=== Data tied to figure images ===
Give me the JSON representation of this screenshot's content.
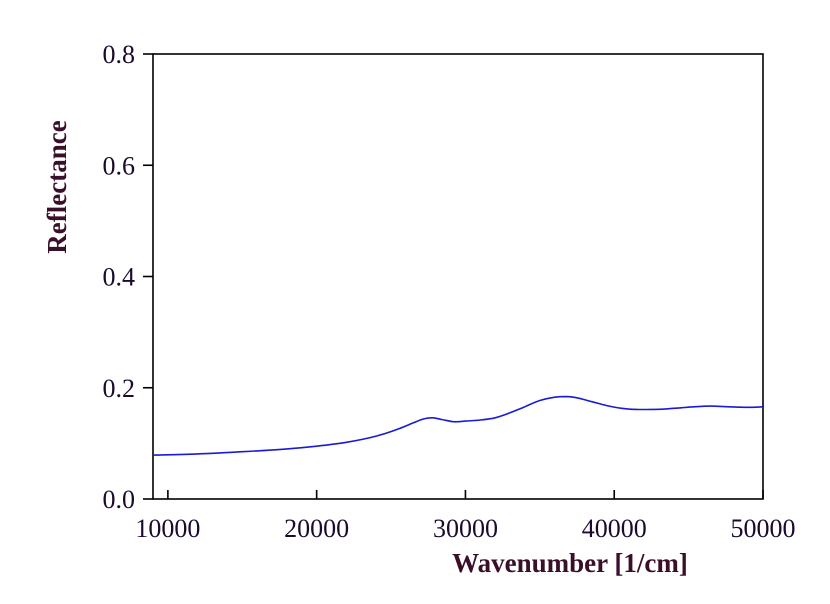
{
  "chart_data": {
    "type": "line",
    "title": "",
    "xlabel": "Wavenumber [1/cm]",
    "ylabel": "Reflectance",
    "xlim": [
      9000,
      50000
    ],
    "ylim": [
      0.0,
      0.8
    ],
    "x_ticks": [
      10000,
      20000,
      30000,
      40000,
      50000
    ],
    "y_ticks": [
      0.0,
      0.2,
      0.4,
      0.6,
      0.8
    ],
    "x_tick_labels": [
      "10000",
      "20000",
      "30000",
      "40000",
      "50000"
    ],
    "y_tick_labels": [
      "0.0",
      "0.2",
      "0.4",
      "0.6",
      "0.8"
    ],
    "grid": false,
    "legend": "none",
    "series": [
      {
        "color": "#1a1ad6",
        "x": [
          9000,
          12000,
          15000,
          18000,
          20000,
          22000,
          24000,
          25500,
          26500,
          27200,
          27800,
          28400,
          29200,
          30000,
          31000,
          32000,
          33000,
          34000,
          35000,
          36000,
          36800,
          37500,
          38500,
          39500,
          40500,
          41500,
          42500,
          43500,
          44500,
          45500,
          46500,
          47500,
          48500,
          49500,
          50000
        ],
        "y": [
          0.079,
          0.081,
          0.085,
          0.09,
          0.095,
          0.102,
          0.113,
          0.126,
          0.137,
          0.144,
          0.146,
          0.143,
          0.139,
          0.14,
          0.142,
          0.146,
          0.155,
          0.166,
          0.177,
          0.183,
          0.184,
          0.182,
          0.175,
          0.168,
          0.163,
          0.161,
          0.161,
          0.162,
          0.164,
          0.166,
          0.167,
          0.166,
          0.165,
          0.165,
          0.166
        ]
      }
    ]
  }
}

=== Task to complete ===
With the pictures left out, transcribe the material exactly.

=== Exercise response ===
Give me the JSON representation of this screenshot's content.
{
  "chart_data": {
    "type": "line",
    "title": "",
    "xlabel": "Wavenumber [1/cm]",
    "ylabel": "Reflectance",
    "xlim": [
      9000,
      50000
    ],
    "ylim": [
      0.0,
      0.8
    ],
    "x_ticks": [
      10000,
      20000,
      30000,
      40000,
      50000
    ],
    "y_ticks": [
      0.0,
      0.2,
      0.4,
      0.6,
      0.8
    ],
    "x_tick_labels": [
      "10000",
      "20000",
      "30000",
      "40000",
      "50000"
    ],
    "y_tick_labels": [
      "0.0",
      "0.2",
      "0.4",
      "0.6",
      "0.8"
    ],
    "grid": false,
    "legend": "none",
    "series": [
      {
        "color": "#1a1ad6",
        "x": [
          9000,
          12000,
          15000,
          18000,
          20000,
          22000,
          24000,
          25500,
          26500,
          27200,
          27800,
          28400,
          29200,
          30000,
          31000,
          32000,
          33000,
          34000,
          35000,
          36000,
          36800,
          37500,
          38500,
          39500,
          40500,
          41500,
          42500,
          43500,
          44500,
          45500,
          46500,
          47500,
          48500,
          49500,
          50000
        ],
        "y": [
          0.079,
          0.081,
          0.085,
          0.09,
          0.095,
          0.102,
          0.113,
          0.126,
          0.137,
          0.144,
          0.146,
          0.143,
          0.139,
          0.14,
          0.142,
          0.146,
          0.155,
          0.166,
          0.177,
          0.183,
          0.184,
          0.182,
          0.175,
          0.168,
          0.163,
          0.161,
          0.161,
          0.162,
          0.164,
          0.166,
          0.167,
          0.166,
          0.165,
          0.165,
          0.166
        ]
      }
    ]
  }
}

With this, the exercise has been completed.